* WHAT IS EXPECTED *
Copy every line of the data that contains the string "placeholder".
:::::
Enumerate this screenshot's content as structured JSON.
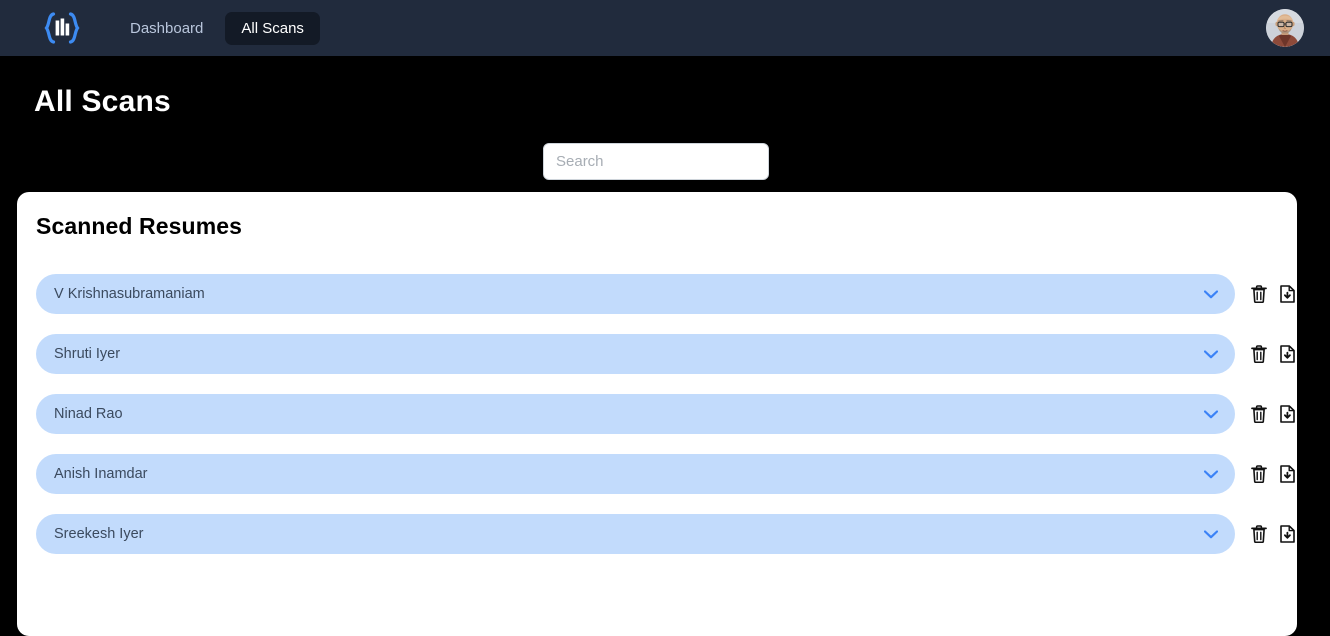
{
  "navbar": {
    "brand_icon": "bar-chart-braces-logo",
    "links": [
      {
        "label": "Dashboard",
        "active": false
      },
      {
        "label": "All Scans",
        "active": true
      }
    ],
    "avatar_icon": "user-avatar-photo"
  },
  "page": {
    "title": "All Scans"
  },
  "search": {
    "value": "",
    "placeholder": "Search"
  },
  "card": {
    "title": "Scanned Resumes",
    "rows": [
      {
        "name": "V Krishnasubramaniam"
      },
      {
        "name": "Shruti Iyer"
      },
      {
        "name": "Ninad Rao"
      },
      {
        "name": "Anish Inamdar"
      },
      {
        "name": "Sreekesh Iyer"
      }
    ],
    "row_icons": {
      "expand": "chevron-down-icon",
      "delete": "trash-icon",
      "download": "file-download-icon"
    }
  },
  "colors": {
    "navbar_bg": "#212b3d",
    "nav_active_bg": "#131a26",
    "page_bg": "#000000",
    "card_bg": "#ffffff",
    "pill_bg": "#c2dbfc",
    "pill_text": "#3b4a5e",
    "chevron": "#3b82f6",
    "brand_blue": "#3d8bf2"
  }
}
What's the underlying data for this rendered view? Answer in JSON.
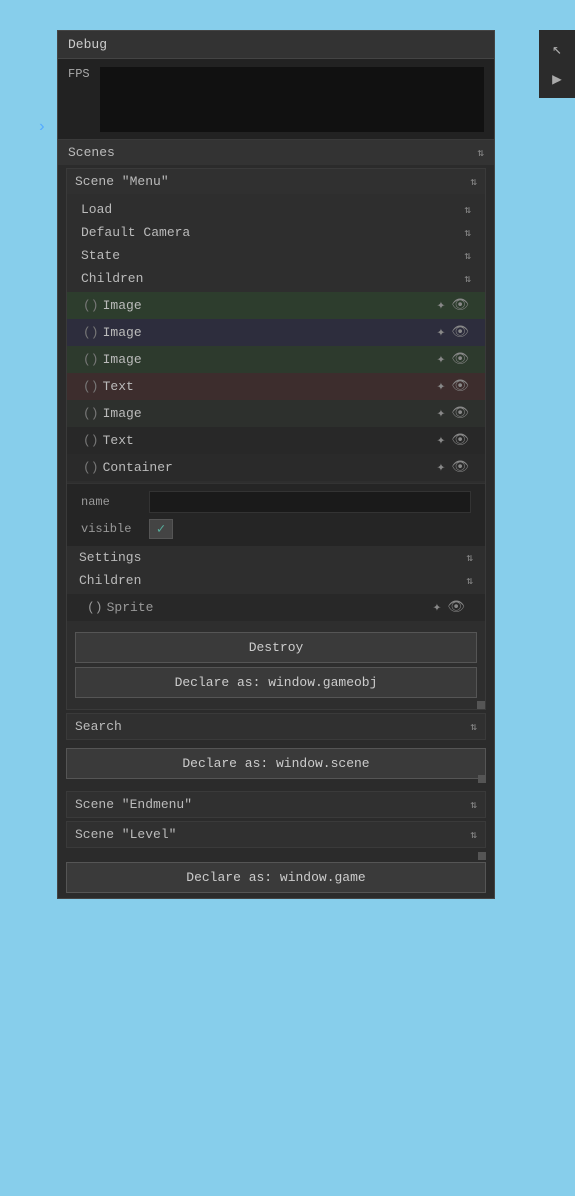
{
  "panel": {
    "title": "Debug",
    "fps_label": "FPS"
  },
  "scenes_section": {
    "label": "Scenes"
  },
  "scene_menu": {
    "title": "Scene \"Menu\"",
    "load": {
      "label": "Load"
    },
    "default_camera": {
      "label": "Default Camera"
    },
    "state": {
      "label": "State"
    },
    "children": {
      "label": "Children",
      "items": [
        {
          "type": "Image",
          "paren": "()"
        },
        {
          "type": "Image",
          "paren": "()"
        },
        {
          "type": "Image",
          "paren": "()"
        },
        {
          "type": "Text",
          "paren": "()"
        },
        {
          "type": "Image",
          "paren": "()"
        },
        {
          "type": "Text",
          "paren": "()"
        },
        {
          "type": "Container",
          "paren": "()"
        }
      ]
    },
    "props": {
      "name_label": "name",
      "visible_label": "visible"
    },
    "settings": {
      "label": "Settings"
    },
    "inner_children": {
      "label": "Children",
      "items": [
        {
          "type": "Sprite",
          "paren": "()"
        }
      ]
    },
    "destroy_btn": "Destroy",
    "declare_gameobj_btn": "Declare as: window.gameobj"
  },
  "search_section": {
    "label": "Search"
  },
  "declare_scene_btn": "Declare as: window.scene",
  "scene_endmenu": {
    "title": "Scene \"Endmenu\""
  },
  "scene_level": {
    "title": "Scene \"Level\""
  },
  "declare_game_btn": "Declare as: window.game",
  "icons": {
    "arrows": "⇅",
    "move": "✦",
    "eye": "👁",
    "check": "✓",
    "chevron_right": "›",
    "cursor": "↖",
    "play": "▶",
    "settings": "⚙",
    "expand": "›"
  }
}
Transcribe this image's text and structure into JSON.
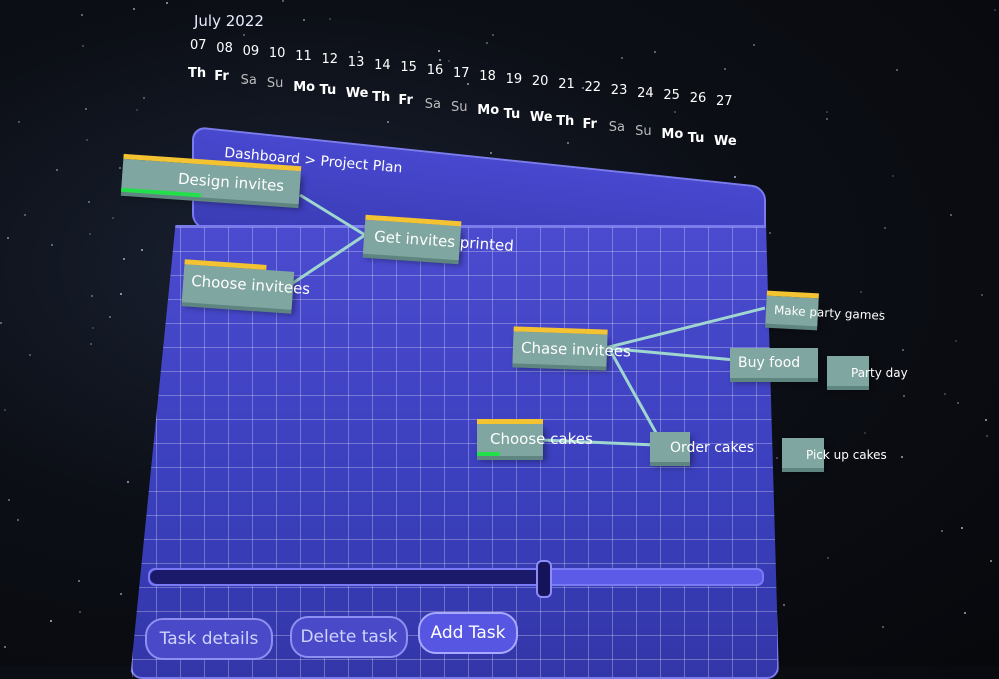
{
  "calendar": {
    "month_label": "July 2022",
    "days": [
      {
        "date": "07",
        "dow": "Th"
      },
      {
        "date": "08",
        "dow": "Fr"
      },
      {
        "date": "09",
        "dow": "Sa"
      },
      {
        "date": "10",
        "dow": "Su"
      },
      {
        "date": "11",
        "dow": "Mo"
      },
      {
        "date": "12",
        "dow": "Tu"
      },
      {
        "date": "13",
        "dow": "We"
      },
      {
        "date": "14",
        "dow": "Th"
      },
      {
        "date": "15",
        "dow": "Fr"
      },
      {
        "date": "16",
        "dow": "Sa"
      },
      {
        "date": "17",
        "dow": "Su"
      },
      {
        "date": "18",
        "dow": "Mo"
      },
      {
        "date": "19",
        "dow": "Tu"
      },
      {
        "date": "20",
        "dow": "We"
      },
      {
        "date": "21",
        "dow": "Th"
      },
      {
        "date": "22",
        "dow": "Fr"
      },
      {
        "date": "23",
        "dow": "Sa"
      },
      {
        "date": "24",
        "dow": "Su"
      },
      {
        "date": "25",
        "dow": "Mo"
      },
      {
        "date": "26",
        "dow": "Tu"
      },
      {
        "date": "27",
        "dow": "We"
      }
    ]
  },
  "breadcrumb": "Dashboard > Project Plan",
  "tasks": {
    "design_invites": "Design invites",
    "get_invites_printed": "Get invites printed",
    "choose_invitees": "Choose invitees",
    "chase_invitees": "Chase invitees",
    "make_party_games": "Make party games",
    "buy_food": "Buy food",
    "party_day": "Party day",
    "choose_cakes": "Choose cakes",
    "order_cakes": "Order cakes",
    "pick_up_cakes": "Pick up cakes"
  },
  "progress": {
    "design_invites": 0.45,
    "choose_cakes": 0.35
  },
  "timeline_slider": {
    "position": 0.64
  },
  "buttons": {
    "task_details": "Task details",
    "delete_task": "Delete task",
    "add_task": "Add Task"
  },
  "colors": {
    "panel": "#4b4bd0",
    "task_block": "#7fa6a0",
    "task_topbar": "#f3c331",
    "progress_bar": "#22e04a",
    "dependency_line": "#9fd6cf"
  }
}
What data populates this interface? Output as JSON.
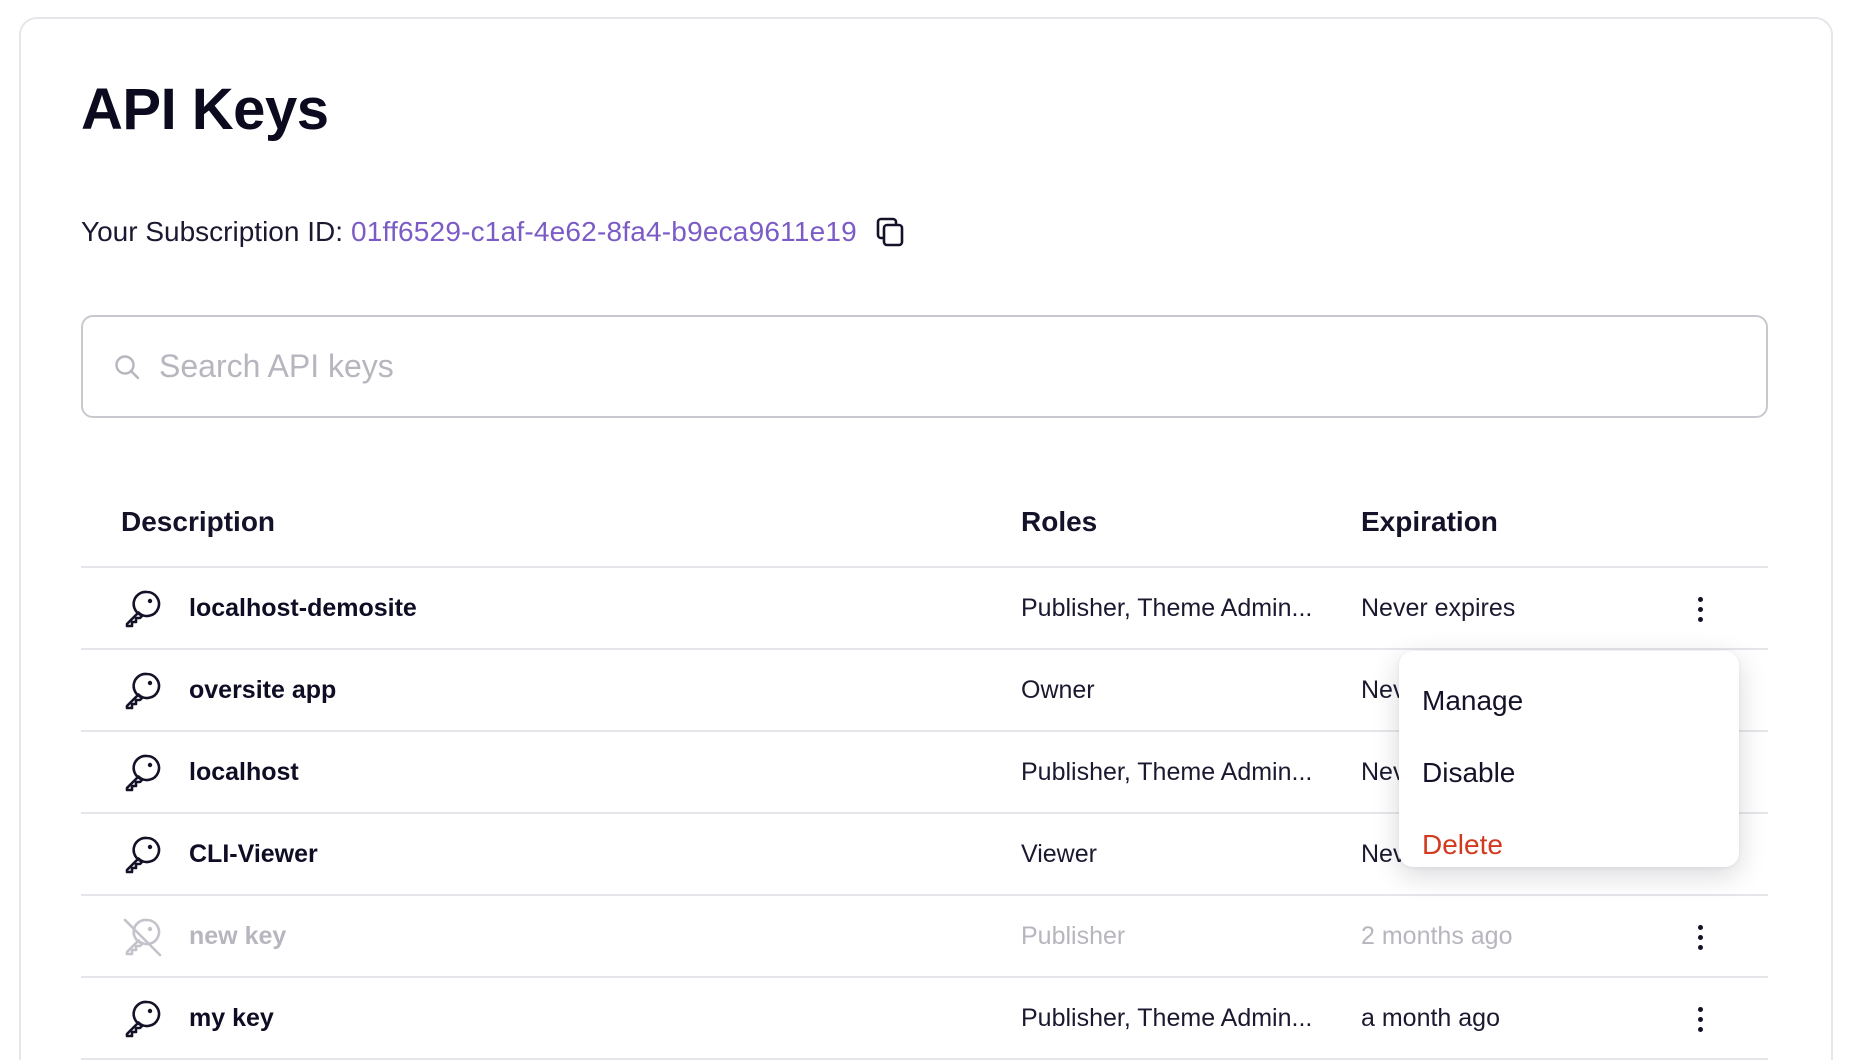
{
  "page": {
    "title": "API Keys"
  },
  "subscription": {
    "label": "Your Subscription ID:",
    "id": "01ff6529-c1af-4e62-8fa4-b9eca9611e19",
    "copy_icon": "copy-icon"
  },
  "search": {
    "placeholder": "Search API keys",
    "value": "",
    "icon": "search-icon"
  },
  "table": {
    "headers": {
      "description": "Description",
      "roles": "Roles",
      "expiration": "Expiration"
    },
    "rows": [
      {
        "name": "localhost-demosite",
        "roles": "Publisher, Theme Admin...",
        "expiration": "Never expires",
        "icon": "key-icon",
        "disabled": false
      },
      {
        "name": "oversite app",
        "roles": "Owner",
        "expiration": "Nev",
        "icon": "key-icon",
        "disabled": false
      },
      {
        "name": "localhost",
        "roles": "Publisher, Theme Admin...",
        "expiration": "Nev",
        "icon": "key-icon",
        "disabled": false
      },
      {
        "name": "CLI-Viewer",
        "roles": "Viewer",
        "expiration": "Nev",
        "icon": "key-icon",
        "disabled": false
      },
      {
        "name": "new key",
        "roles": "Publisher",
        "expiration": "2 months ago",
        "icon": "key-off-icon",
        "disabled": true
      },
      {
        "name": "my key",
        "roles": "Publisher, Theme Admin...",
        "expiration": "a month ago",
        "icon": "key-icon",
        "disabled": false
      }
    ]
  },
  "row_menu": {
    "items": [
      {
        "label": "Manage"
      },
      {
        "label": "Disable"
      },
      {
        "label": "Delete",
        "danger": true
      }
    ],
    "danger_color": "#d23a1f"
  },
  "colors": {
    "accent": "#7b5cc6",
    "text": "#141228",
    "muted": "#b7b6bf",
    "border": "#e6e6ea"
  }
}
:::::
* REPLY *
    "placeholder": "Search"
    "placeholder": "Search API keys",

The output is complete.